## Problem statement
Copy out the listing that follows exactly, dropping every picture.

[Collected data entries]
____
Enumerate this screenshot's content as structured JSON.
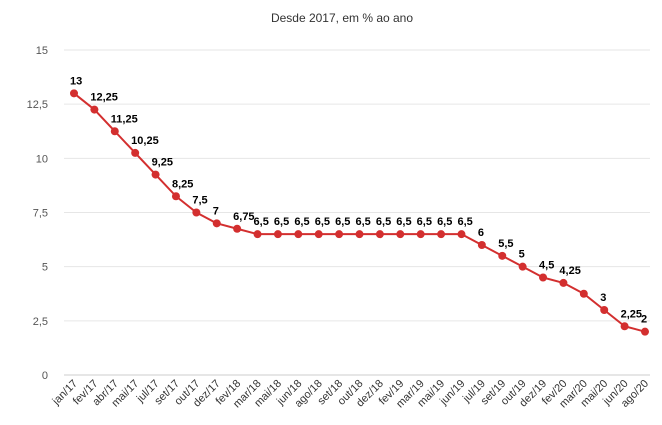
{
  "chart_data": {
    "type": "line",
    "title": "Desde 2017, em % ao ano",
    "xlabel": "",
    "ylabel": "",
    "ylim": [
      0,
      15
    ],
    "yticks": [
      "0",
      "2,5",
      "5",
      "7,5",
      "10",
      "12,5",
      "15"
    ],
    "yticks_values": [
      0,
      2.5,
      5,
      7.5,
      10,
      12.5,
      15
    ],
    "grid": true,
    "color": "#d32f2f",
    "categories": [
      "jan/17",
      "fev/17",
      "abr/17",
      "mai/17",
      "jul/17",
      "set/17",
      "out/17",
      "dez/17",
      "fev/18",
      "mar/18",
      "mai/18",
      "jun/18",
      "ago/18",
      "set/18",
      "out/18",
      "dez/18",
      "fev/19",
      "mar/19",
      "mai/19",
      "jun/19",
      "jul/19",
      "set/19",
      "out/19",
      "dez/19",
      "fev/20",
      "mar/20",
      "mai/20",
      "jun/20",
      "ago/20"
    ],
    "values": [
      13,
      12.25,
      11.25,
      10.25,
      9.25,
      8.25,
      7.5,
      7,
      6.75,
      6.5,
      6.5,
      6.5,
      6.5,
      6.5,
      6.5,
      6.5,
      6.5,
      6.5,
      6.5,
      6.5,
      6,
      5.5,
      5,
      4.5,
      4.25,
      3.75,
      3,
      2.25,
      2
    ],
    "labels": [
      "13",
      "12,25",
      "11,25",
      "10,25",
      "9,25",
      "8,25",
      "7,5",
      "7",
      "6,75",
      "6,5",
      "6,5",
      "6,5",
      "6,5",
      "6,5",
      "6,5",
      "6,5",
      "6,5",
      "6,5",
      "6,5",
      "6,5",
      "6",
      "5,5",
      "5",
      "4,5",
      "4,25",
      "",
      "3",
      "2,25",
      "2"
    ]
  }
}
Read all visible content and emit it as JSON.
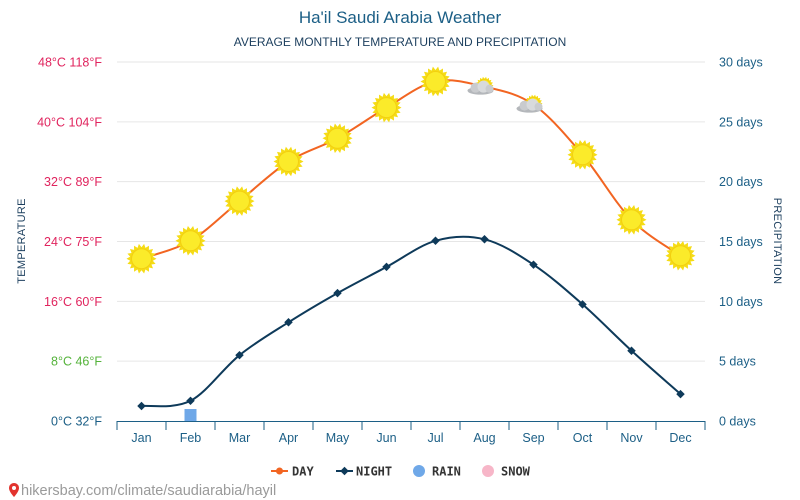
{
  "chart_data": {
    "type": "line",
    "title": "Ha'il Saudi Arabia Weather",
    "subtitle": "AVERAGE MONTHLY TEMPERATURE AND PRECIPITATION",
    "ylabel": "TEMPERATURE",
    "y2label": "PRECIPITATION",
    "categories": [
      "Jan",
      "Feb",
      "Mar",
      "Apr",
      "May",
      "Jun",
      "Jul",
      "Aug",
      "Sep",
      "Oct",
      "Nov",
      "Dec"
    ],
    "ylim": [
      0,
      48
    ],
    "y2lim": [
      0,
      30
    ],
    "yticks": [
      {
        "value": 0,
        "label": "0°C 32°F",
        "color": "#1c5f86"
      },
      {
        "value": 8,
        "label": "8°C 46°F",
        "color": "#55b33b"
      },
      {
        "value": 16,
        "label": "16°C 60°F",
        "color": "#e0245e"
      },
      {
        "value": 24,
        "label": "24°C 75°F",
        "color": "#e0245e"
      },
      {
        "value": 32,
        "label": "32°C 89°F",
        "color": "#e0245e"
      },
      {
        "value": 40,
        "label": "40°C 104°F",
        "color": "#e0245e"
      },
      {
        "value": 48,
        "label": "48°C 118°F",
        "color": "#e0245e"
      }
    ],
    "y2ticks": [
      {
        "value": 0,
        "label": "0 days"
      },
      {
        "value": 5,
        "label": "5 days"
      },
      {
        "value": 10,
        "label": "10 days"
      },
      {
        "value": 15,
        "label": "15 days"
      },
      {
        "value": 20,
        "label": "20 days"
      },
      {
        "value": 25,
        "label": "25 days"
      },
      {
        "value": 30,
        "label": "30 days"
      }
    ],
    "series": [
      {
        "name": "DAY",
        "color": "#f26522",
        "unit": "celsius",
        "values": [
          21.7,
          24.1,
          29.4,
          34.7,
          37.8,
          41.9,
          45.4,
          44.7,
          42.3,
          35.6,
          26.9,
          22.1
        ],
        "icons": [
          "sun",
          "sun",
          "sun",
          "sun",
          "sun",
          "sun",
          "sun",
          "partly-cloudy",
          "partly-cloudy",
          "sun",
          "sun",
          "sun"
        ]
      },
      {
        "name": "NIGHT",
        "color": "#0e3a5a",
        "unit": "celsius",
        "values": [
          2.0,
          2.7,
          8.8,
          13.2,
          17.1,
          20.6,
          24.1,
          24.3,
          20.9,
          15.6,
          9.4,
          3.6
        ]
      },
      {
        "name": "RAIN",
        "color": "#6fa8e8",
        "unit": "days",
        "values": [
          0,
          0.5,
          0,
          0,
          0,
          0,
          0,
          0,
          0,
          0,
          0,
          0
        ]
      },
      {
        "name": "SNOW",
        "color": "#f7b6c8",
        "unit": "days",
        "values": [
          0,
          0,
          0,
          0,
          0,
          0,
          0,
          0,
          0,
          0,
          0,
          0
        ]
      }
    ],
    "legend": [
      "DAY",
      "NIGHT",
      "RAIN",
      "SNOW"
    ],
    "legend_position": "bottom-center",
    "grid": true
  },
  "source_text": "hikersbay.com/climate/saudiarabia/hayil",
  "colors": {
    "title": "#1c5f86",
    "grid": "#e6e6e6",
    "axis": "#1c5f86"
  }
}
____
## Output below
Enumerate this screenshot's content as structured JSON.
{
  "chart_data": {
    "type": "line",
    "title": "Desde 2017, em % ao ano",
    "xlabel": "",
    "ylabel": "",
    "ylim": [
      0,
      15
    ],
    "yticks": [
      "0",
      "2,5",
      "5",
      "7,5",
      "10",
      "12,5",
      "15"
    ],
    "yticks_values": [
      0,
      2.5,
      5,
      7.5,
      10,
      12.5,
      15
    ],
    "grid": true,
    "color": "#d32f2f",
    "categories": [
      "jan/17",
      "fev/17",
      "abr/17",
      "mai/17",
      "jul/17",
      "set/17",
      "out/17",
      "dez/17",
      "fev/18",
      "mar/18",
      "mai/18",
      "jun/18",
      "ago/18",
      "set/18",
      "out/18",
      "dez/18",
      "fev/19",
      "mar/19",
      "mai/19",
      "jun/19",
      "jul/19",
      "set/19",
      "out/19",
      "dez/19",
      "fev/20",
      "mar/20",
      "mai/20",
      "jun/20",
      "ago/20"
    ],
    "values": [
      13,
      12.25,
      11.25,
      10.25,
      9.25,
      8.25,
      7.5,
      7,
      6.75,
      6.5,
      6.5,
      6.5,
      6.5,
      6.5,
      6.5,
      6.5,
      6.5,
      6.5,
      6.5,
      6.5,
      6,
      5.5,
      5,
      4.5,
      4.25,
      3.75,
      3,
      2.25,
      2
    ],
    "labels": [
      "13",
      "12,25",
      "11,25",
      "10,25",
      "9,25",
      "8,25",
      "7,5",
      "7",
      "6,75",
      "6,5",
      "6,5",
      "6,5",
      "6,5",
      "6,5",
      "6,5",
      "6,5",
      "6,5",
      "6,5",
      "6,5",
      "6,5",
      "6",
      "5,5",
      "5",
      "4,5",
      "4,25",
      "",
      "3",
      "2,25",
      "2"
    ]
  }
}
Read all visible content and emit it as JSON.
{
  "chart_data": {
    "type": "line",
    "title": "Ha'il Saudi Arabia Weather",
    "subtitle": "AVERAGE MONTHLY TEMPERATURE AND PRECIPITATION",
    "ylabel": "TEMPERATURE",
    "y2label": "PRECIPITATION",
    "categories": [
      "Jan",
      "Feb",
      "Mar",
      "Apr",
      "May",
      "Jun",
      "Jul",
      "Aug",
      "Sep",
      "Oct",
      "Nov",
      "Dec"
    ],
    "ylim": [
      0,
      48
    ],
    "y2lim": [
      0,
      30
    ],
    "yticks": [
      {
        "value": 0,
        "label": "0°C 32°F",
        "color": "#1c5f86"
      },
      {
        "value": 8,
        "label": "8°C 46°F",
        "color": "#55b33b"
      },
      {
        "value": 16,
        "label": "16°C 60°F",
        "color": "#e0245e"
      },
      {
        "value": 24,
        "label": "24°C 75°F",
        "color": "#e0245e"
      },
      {
        "value": 32,
        "label": "32°C 89°F",
        "color": "#e0245e"
      },
      {
        "value": 40,
        "label": "40°C 104°F",
        "color": "#e0245e"
      },
      {
        "value": 48,
        "label": "48°C 118°F",
        "color": "#e0245e"
      }
    ],
    "y2ticks": [
      {
        "value": 0,
        "label": "0 days"
      },
      {
        "value": 5,
        "label": "5 days"
      },
      {
        "value": 10,
        "label": "10 days"
      },
      {
        "value": 15,
        "label": "15 days"
      },
      {
        "value": 20,
        "label": "20 days"
      },
      {
        "value": 25,
        "label": "25 days"
      },
      {
        "value": 30,
        "label": "30 days"
      }
    ],
    "series": [
      {
        "name": "DAY",
        "color": "#f26522",
        "unit": "celsius",
        "values": [
          21.7,
          24.1,
          29.4,
          34.7,
          37.8,
          41.9,
          45.4,
          44.7,
          42.3,
          35.6,
          26.9,
          22.1
        ],
        "icons": [
          "sun",
          "sun",
          "sun",
          "sun",
          "sun",
          "sun",
          "sun",
          "partly-cloudy",
          "partly-cloudy",
          "sun",
          "sun",
          "sun"
        ]
      },
      {
        "name": "NIGHT",
        "color": "#0e3a5a",
        "unit": "celsius",
        "values": [
          2.0,
          2.7,
          8.8,
          13.2,
          17.1,
          20.6,
          24.1,
          24.3,
          20.9,
          15.6,
          9.4,
          3.6
        ]
      },
      {
        "name": "RAIN",
        "color": "#6fa8e8",
        "unit": "days",
        "values": [
          0,
          0.5,
          0,
          0,
          0,
          0,
          0,
          0,
          0,
          0,
          0,
          0
        ]
      },
      {
        "name": "SNOW",
        "color": "#f7b6c8",
        "unit": "days",
        "values": [
          0,
          0,
          0,
          0,
          0,
          0,
          0,
          0,
          0,
          0,
          0,
          0
        ]
      }
    ],
    "legend": [
      "DAY",
      "NIGHT",
      "RAIN",
      "SNOW"
    ],
    "legend_position": "bottom-center",
    "grid": true
  },
  "source_text": "hikersbay.com/climate/saudiarabia/hayil",
  "colors": {
    "title": "#1c5f86",
    "grid": "#e6e6e6",
    "axis": "#1c5f86"
  }
}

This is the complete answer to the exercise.